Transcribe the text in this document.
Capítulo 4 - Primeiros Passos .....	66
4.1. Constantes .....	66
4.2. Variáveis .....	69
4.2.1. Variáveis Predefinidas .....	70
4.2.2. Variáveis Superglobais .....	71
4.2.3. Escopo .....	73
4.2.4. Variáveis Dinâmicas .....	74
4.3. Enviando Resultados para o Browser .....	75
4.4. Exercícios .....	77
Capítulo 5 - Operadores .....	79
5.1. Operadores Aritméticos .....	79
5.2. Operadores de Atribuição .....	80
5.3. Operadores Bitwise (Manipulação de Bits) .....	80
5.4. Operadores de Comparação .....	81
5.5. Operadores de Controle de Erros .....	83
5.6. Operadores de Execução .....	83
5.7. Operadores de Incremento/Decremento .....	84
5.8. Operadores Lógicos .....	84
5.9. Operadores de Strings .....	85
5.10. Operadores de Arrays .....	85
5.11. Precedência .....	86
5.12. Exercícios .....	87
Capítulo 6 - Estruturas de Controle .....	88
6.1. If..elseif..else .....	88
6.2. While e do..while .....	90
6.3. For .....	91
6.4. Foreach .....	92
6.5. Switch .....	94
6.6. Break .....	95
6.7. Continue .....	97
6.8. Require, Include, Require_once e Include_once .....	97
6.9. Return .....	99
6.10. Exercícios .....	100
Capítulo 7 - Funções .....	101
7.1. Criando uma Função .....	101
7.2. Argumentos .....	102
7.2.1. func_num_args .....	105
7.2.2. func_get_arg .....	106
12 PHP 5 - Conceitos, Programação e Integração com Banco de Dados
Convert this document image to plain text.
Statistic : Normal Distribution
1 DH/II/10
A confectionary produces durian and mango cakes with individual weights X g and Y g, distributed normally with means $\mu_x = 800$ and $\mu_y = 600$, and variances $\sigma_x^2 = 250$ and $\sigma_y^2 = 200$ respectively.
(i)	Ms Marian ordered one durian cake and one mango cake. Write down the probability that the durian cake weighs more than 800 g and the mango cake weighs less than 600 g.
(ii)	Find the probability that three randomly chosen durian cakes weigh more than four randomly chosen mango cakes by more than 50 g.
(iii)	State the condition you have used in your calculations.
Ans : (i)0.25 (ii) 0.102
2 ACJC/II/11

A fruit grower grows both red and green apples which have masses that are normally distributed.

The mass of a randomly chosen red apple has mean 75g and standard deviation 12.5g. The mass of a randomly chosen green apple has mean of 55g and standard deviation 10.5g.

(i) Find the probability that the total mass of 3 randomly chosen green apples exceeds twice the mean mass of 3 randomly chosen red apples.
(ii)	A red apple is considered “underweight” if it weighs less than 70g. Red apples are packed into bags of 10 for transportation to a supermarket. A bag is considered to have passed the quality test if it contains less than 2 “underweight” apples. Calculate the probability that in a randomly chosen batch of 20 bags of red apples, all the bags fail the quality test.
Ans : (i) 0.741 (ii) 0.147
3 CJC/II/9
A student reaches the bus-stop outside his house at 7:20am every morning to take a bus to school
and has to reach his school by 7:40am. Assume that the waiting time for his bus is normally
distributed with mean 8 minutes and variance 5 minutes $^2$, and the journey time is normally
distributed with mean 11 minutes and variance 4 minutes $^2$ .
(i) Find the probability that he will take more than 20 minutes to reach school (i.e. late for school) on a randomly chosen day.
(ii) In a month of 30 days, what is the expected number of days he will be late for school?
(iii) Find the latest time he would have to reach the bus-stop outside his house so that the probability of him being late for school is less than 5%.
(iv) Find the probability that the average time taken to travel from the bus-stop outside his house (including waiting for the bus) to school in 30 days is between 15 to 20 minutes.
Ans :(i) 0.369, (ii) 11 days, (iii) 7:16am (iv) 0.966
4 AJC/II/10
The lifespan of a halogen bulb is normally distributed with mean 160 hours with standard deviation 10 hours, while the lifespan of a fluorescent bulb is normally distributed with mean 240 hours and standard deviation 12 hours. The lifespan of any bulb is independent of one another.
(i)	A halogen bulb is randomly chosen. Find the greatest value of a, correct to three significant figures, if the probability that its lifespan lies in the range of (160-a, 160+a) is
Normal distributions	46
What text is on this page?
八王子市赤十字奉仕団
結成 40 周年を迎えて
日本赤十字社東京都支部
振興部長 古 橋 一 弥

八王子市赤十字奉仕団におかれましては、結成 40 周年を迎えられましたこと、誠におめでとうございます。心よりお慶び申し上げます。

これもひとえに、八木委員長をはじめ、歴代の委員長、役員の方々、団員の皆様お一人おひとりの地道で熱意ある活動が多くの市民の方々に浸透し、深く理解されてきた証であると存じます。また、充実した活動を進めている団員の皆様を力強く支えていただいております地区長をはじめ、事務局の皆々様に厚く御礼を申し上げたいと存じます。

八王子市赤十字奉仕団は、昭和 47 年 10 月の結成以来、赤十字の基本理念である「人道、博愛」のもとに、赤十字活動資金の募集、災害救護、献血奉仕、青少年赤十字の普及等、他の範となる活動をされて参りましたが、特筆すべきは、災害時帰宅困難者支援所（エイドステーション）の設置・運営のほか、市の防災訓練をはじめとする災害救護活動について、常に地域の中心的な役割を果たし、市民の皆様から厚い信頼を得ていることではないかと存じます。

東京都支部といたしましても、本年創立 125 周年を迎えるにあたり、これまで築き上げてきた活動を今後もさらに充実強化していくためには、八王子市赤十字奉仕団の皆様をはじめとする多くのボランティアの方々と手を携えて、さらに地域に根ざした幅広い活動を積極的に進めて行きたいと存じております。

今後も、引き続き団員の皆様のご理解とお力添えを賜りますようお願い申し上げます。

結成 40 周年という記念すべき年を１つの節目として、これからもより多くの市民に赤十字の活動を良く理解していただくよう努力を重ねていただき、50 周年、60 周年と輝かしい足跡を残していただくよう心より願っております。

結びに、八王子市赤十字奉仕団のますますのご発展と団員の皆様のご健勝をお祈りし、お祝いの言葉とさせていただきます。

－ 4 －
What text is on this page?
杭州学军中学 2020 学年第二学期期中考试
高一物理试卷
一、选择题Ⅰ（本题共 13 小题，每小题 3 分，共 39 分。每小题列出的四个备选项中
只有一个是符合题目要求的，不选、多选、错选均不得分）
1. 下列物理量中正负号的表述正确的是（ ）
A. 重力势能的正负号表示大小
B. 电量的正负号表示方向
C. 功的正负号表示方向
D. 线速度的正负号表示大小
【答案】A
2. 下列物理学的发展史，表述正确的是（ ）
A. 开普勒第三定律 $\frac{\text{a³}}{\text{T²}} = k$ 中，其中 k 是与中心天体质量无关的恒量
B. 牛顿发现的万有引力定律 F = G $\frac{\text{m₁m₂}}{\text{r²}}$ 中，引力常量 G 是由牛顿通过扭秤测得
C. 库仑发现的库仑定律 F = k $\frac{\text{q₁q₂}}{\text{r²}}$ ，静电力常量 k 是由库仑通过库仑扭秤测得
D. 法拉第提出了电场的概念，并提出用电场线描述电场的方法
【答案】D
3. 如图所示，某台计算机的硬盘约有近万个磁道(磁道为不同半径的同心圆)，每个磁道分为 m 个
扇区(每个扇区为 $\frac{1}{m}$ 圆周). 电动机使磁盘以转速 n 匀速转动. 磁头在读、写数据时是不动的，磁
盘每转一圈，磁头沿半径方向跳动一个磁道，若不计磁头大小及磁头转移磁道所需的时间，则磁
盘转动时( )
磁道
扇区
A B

------------------------------

**WHAT IS NEEDED**
All of the data above should be transcribed exactly.

**ANSWER FOR THIS EXERCISE**
Transcribe the text in this document.
Capítulo 4 - Primeiros Passos .....	66
4.1. Constantes .....	66
4.2. Variáveis .....	69
4.2.1. Variáveis Predefinidas .....	70
4.2.2. Variáveis Superglobais .....	71
4.2.3. Escopo .....	73
4.2.4. Variáveis Dinâmicas .....	74
4.3. Enviando Resultados para o Browser .....	75
4.4. Exercícios .....	77
Capítulo 5 - Operadores .....	79
5.1. Operadores Aritméticos .....	79
5.2. Operadores de Atribuição .....	80
5.3. Operadores Bitwise (Manipulação de Bits) .....	80
5.4. Operadores de Comparação .....	81
5.5. Operadores de Controle de Erros .....	83
5.6. Operadores de Execução .....	83
5.7. Operadores de Incremento/Decremento .....	84
5.8. Operadores Lógicos .....	84
5.9. Operadores de Strings .....	85
5.10. Operadores de Arrays .....	85
5.11. Precedência .....	86
5.12. Exercícios .....	87
Capítulo 6 - Estruturas de Controle .....	88
6.1. If..elseif..else .....	88
6.2. While e do..while .....	90
6.3. For .....	91
6.4. Foreach .....	92
6.5. Switch .....	94
6.6. Break .....	95
6.7. Continue .....	97
6.8. Require, Include, Require_once e Include_once .....	97
6.9. Return .....	99
6.10. Exercícios .....	100
Capítulo 7 - Funções .....	101
7.1. Criando uma Função .....	101
7.2. Argumentos .....	102
7.2.1. func_num_args .....	105
7.2.2. func_get_arg .....	106
12 PHP 5 - Conceitos, Programação e Integração com Banco de Dados
Convert this document image to plain text.
Statistic : Normal Distribution
1 DH/II/10
A confectionary produces durian and mango cakes with individual weights X g and Y g, distributed normally with means $\mu_x = 800$ and $\mu_y = 600$, and variances $\sigma_x^2 = 250$ and $\sigma_y^2 = 200$ respectively.
(i)	Ms Marian ordered one durian cake and one mango cake. Write down the probability that the durian cake weighs more than 800 g and the mango cake weighs less than 600 g.
(ii)	Find the probability that three randomly chosen durian cakes weigh more than four randomly chosen mango cakes by more than 50 g.
(iii)	State the condition you have used in your calculations.
Ans : (i)0.25 (ii) 0.102
2 ACJC/II/11

A fruit grower grows both red and green apples which have masses that are normally distributed.

The mass of a randomly chosen red apple has mean 75g and standard deviation 12.5g. The mass of a randomly chosen green apple has mean of 55g and standard deviation 10.5g.

(i) Find the probability that the total mass of 3 randomly chosen green apples exceeds twice the mean mass of 3 randomly chosen red apples.
(ii)	A red apple is considered “underweight” if it weighs less than 70g. Red apples are packed into bags of 10 for transportation to a supermarket. A bag is considered to have passed the quality test if it contains less than 2 “underweight” apples. Calculate the probability that in a randomly chosen batch of 20 bags of red apples, all the bags fail the quality test.
Ans : (i) 0.741 (ii) 0.147
3 CJC/II/9
A student reaches the bus-stop outside his house at 7:20am every morning to take a bus to school
and has to reach his school by 7:40am. Assume that the waiting time for his bus is normally
distributed with mean 8 minutes and variance 5 minutes $^2$, and the journey time is normally
distributed with mean 11 minutes and variance 4 minutes $^2$ .
(i) Find the probability that he will take more than 20 minutes to reach school (i.e. late for school) on a randomly chosen day.
(ii) In a month of 30 days, what is the expected number of days he will be late for school?
(iii) Find the latest time he would have to reach the bus-stop outside his house so that the probability of him being late for school is less than 5%.
(iv) Find the probability that the average time taken to travel from the bus-stop outside his house (including waiting for the bus) to school in 30 days is between 15 to 20 minutes.
Ans :(i) 0.369, (ii) 11 days, (iii) 7:16am (iv) 0.966
4 AJC/II/10
The lifespan of a halogen bulb is normally distributed with mean 160 hours with standard deviation 10 hours, while the lifespan of a fluorescent bulb is normally distributed with mean 240 hours and standard deviation 12 hours. The lifespan of any bulb is independent of one another.
(i)	A halogen bulb is randomly chosen. Find the greatest value of a, correct to three significant figures, if the probability that its lifespan lies in the range of (160-a, 160+a) is
Normal distributions	46
What text is on this page?
八王子市赤十字奉仕団
結成 40 周年を迎えて
日本赤十字社東京都支部
振興部長 古 橋 一 弥

八王子市赤十字奉仕団におかれましては、結成 40 周年を迎えられましたこと、誠におめでとうございます。心よりお慶び申し上げます。

これもひとえに、八木委員長をはじめ、歴代の委員長、役員の方々、団員の皆様お一人おひとりの地道で熱意ある活動が多くの市民の方々に浸透し、深く理解されてきた証であると存じます。また、充実した活動を進めている団員の皆様を力強く支えていただいております地区長をはじめ、事務局の皆々様に厚く御礼を申し上げたいと存じます。

八王子市赤十字奉仕団は、昭和 47 年 10 月の結成以来、赤十字の基本理念である「人道、博愛」のもとに、赤十字活動資金の募集、災害救護、献血奉仕、青少年赤十字の普及等、他の範となる活動をされて参りましたが、特筆すべきは、災害時帰宅困難者支援所（エイドステーション）の設置・運営のほか、市の防災訓練をはじめとする災害救護活動について、常に地域の中心的な役割を果たし、市民の皆様から厚い信頼を得ていることではないかと存じます。

東京都支部といたしましても、本年創立 125 周年を迎えるにあたり、これまで築き上げてきた活動を今後もさらに充実強化していくためには、八王子市赤十字奉仕団の皆様をはじめとする多くのボランティアの方々と手を携えて、さらに地域に根ざした幅広い活動を積極的に進めて行きたいと存じております。

今後も、引き続き団員の皆様のご理解とお力添えを賜りますようお願い申し上げます。

結成 40 周年という記念すべき年を１つの節目として、これからもより多くの市民に赤十字の活動を良く理解していただくよう努力を重ねていただき、50 周年、60 周年と輝かしい足跡を残していただくよう心より願っております。

結びに、八王子市赤十字奉仕団のますますのご発展と団員の皆様のご健勝をお祈りし、お祝いの言葉とさせていただきます。

－ 4 －
What text is on this page?
杭州学军中学 2020 学年第二学期期中考试
高一物理试卷
一、选择题Ⅰ（本题共 13 小题，每小题 3 分，共 39 分。每小题列出的四个备选项中
只有一个是符合题目要求的，不选、多选、错选均不得分）
1. 下列物理量中正负号的表述正确的是（ ）
A. 重力势能的正负号表示大小
B. 电量的正负号表示方向
C. 功的正负号表示方向
D. 线速度的正负号表示大小
【答案】A
2. 下列物理学的发展史，表述正确的是（ ）
A. 开普勒第三定律 $\frac{\text{a³}}{\text{T²}} = k$ 中，其中 k 是与中心天体质量无关的恒量
B. 牛顿发现的万有引力定律 F = G $\frac{\text{m₁m₂}}{\text{r²}}$ 中，引力常量 G 是由牛顿通过扭秤测得
C. 库仑发现的库仑定律 F = k $\frac{\text{q₁q₂}}{\text{r²}}$ ，静电力常量 k 是由库仑通过库仑扭秤测得
D. 法拉第提出了电场的概念，并提出用电场线描述电场的方法
【答案】D
3. 如图所示，某台计算机的硬盘约有近万个磁道(磁道为不同半径的同心圆)，每个磁道分为 m 个
扇区(每个扇区为 $\frac{1}{m}$ 圆周). 电动机使磁盘以转速 n 匀速转动. 磁头在读、写数据时是不动的，磁
盘每转一圈，磁头沿半径方向跳动一个磁道，若不计磁头大小及磁头转移磁道所需的时间，则磁
盘转动时( )
磁道
扇区
A B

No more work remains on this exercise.